** Start RAW DATA **
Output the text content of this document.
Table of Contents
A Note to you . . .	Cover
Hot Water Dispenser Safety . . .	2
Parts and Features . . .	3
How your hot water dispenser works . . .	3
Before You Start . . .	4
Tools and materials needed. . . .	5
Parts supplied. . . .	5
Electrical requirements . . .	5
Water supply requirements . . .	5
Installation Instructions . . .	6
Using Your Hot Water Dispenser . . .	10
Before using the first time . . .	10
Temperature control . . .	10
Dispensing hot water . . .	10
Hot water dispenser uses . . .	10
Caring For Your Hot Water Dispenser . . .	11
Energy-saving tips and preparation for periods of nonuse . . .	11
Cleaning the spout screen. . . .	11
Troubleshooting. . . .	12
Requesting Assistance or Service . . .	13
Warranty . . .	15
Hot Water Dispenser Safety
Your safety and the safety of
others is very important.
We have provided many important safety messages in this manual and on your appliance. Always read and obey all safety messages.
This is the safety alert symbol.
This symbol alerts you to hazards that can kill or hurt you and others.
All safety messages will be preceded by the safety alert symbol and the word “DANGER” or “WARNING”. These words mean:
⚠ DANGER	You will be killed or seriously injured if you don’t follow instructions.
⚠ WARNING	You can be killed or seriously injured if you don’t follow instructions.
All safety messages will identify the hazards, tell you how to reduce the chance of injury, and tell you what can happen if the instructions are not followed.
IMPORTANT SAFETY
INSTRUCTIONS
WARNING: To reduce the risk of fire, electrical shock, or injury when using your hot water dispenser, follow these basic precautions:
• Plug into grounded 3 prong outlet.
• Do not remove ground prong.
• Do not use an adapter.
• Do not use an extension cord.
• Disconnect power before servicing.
** End RAW DATA **
# REQUIRED TASK
From the entries above, extract each line containing "prong".

# WRITTEN REPLY
• Plug into grounded 3 prong outlet.
• Do not remove ground prong.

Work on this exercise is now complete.